# What the exercise asks:
From the entries that follow, gather each line holding the word "Demand".
☆ ☆ ☆ ☆ ☆ ☆ ☆
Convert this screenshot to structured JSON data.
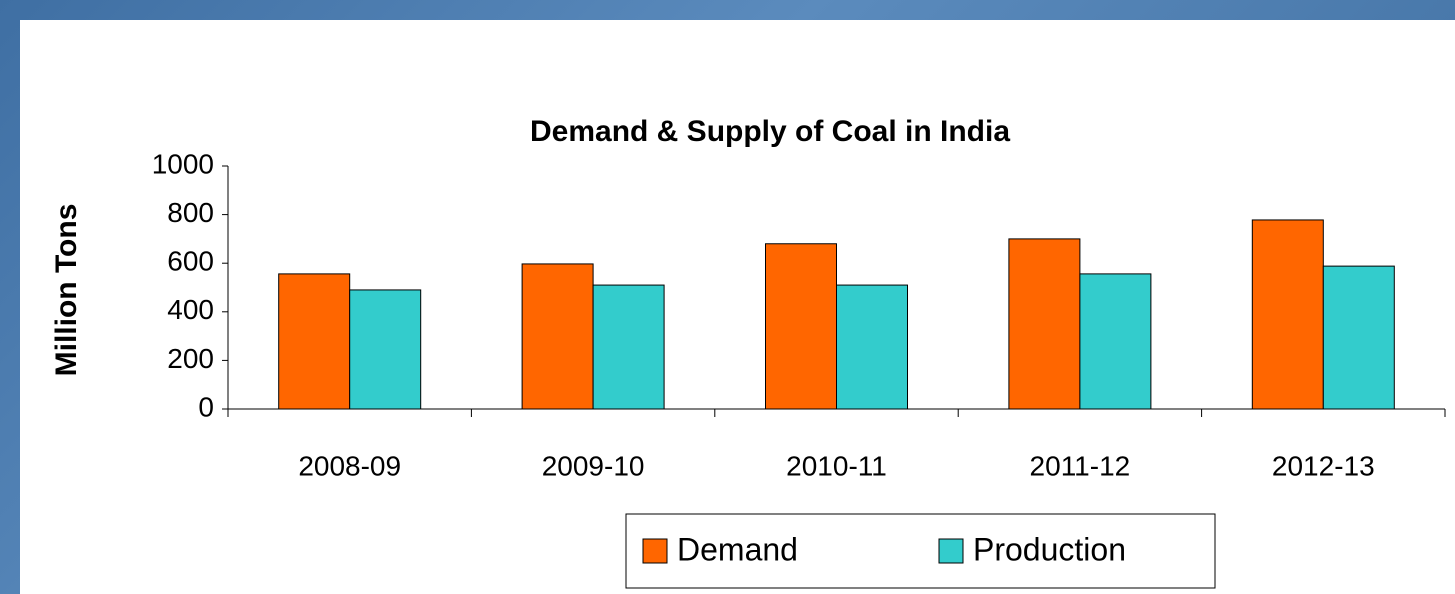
{
  "chart_data": {
    "type": "bar",
    "title": "Demand & Supply of Coal in India",
    "y_label": "Million Tons",
    "categories": [
      "2008-09",
      "2009-10",
      "2010-11",
      "2011-12",
      "2012-13"
    ],
    "series": [
      {
        "name": "Demand",
        "color": "#ff6600",
        "values": [
          556,
          597,
          680,
          700,
          778
        ]
      },
      {
        "name": "Production",
        "color": "#33cccc",
        "values": [
          490,
          510,
          510,
          556,
          588
        ]
      }
    ],
    "ylim": [
      0,
      1000
    ],
    "yticks": [
      0,
      200,
      400,
      600,
      800,
      1000
    ],
    "grid": false,
    "legend": "bottom"
  }
}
☆ ☆ ☆ ☆ ☆ ☆ ☆
# Task result:
    "title": "Demand & Supply of Coal in India",
        "name": "Demand",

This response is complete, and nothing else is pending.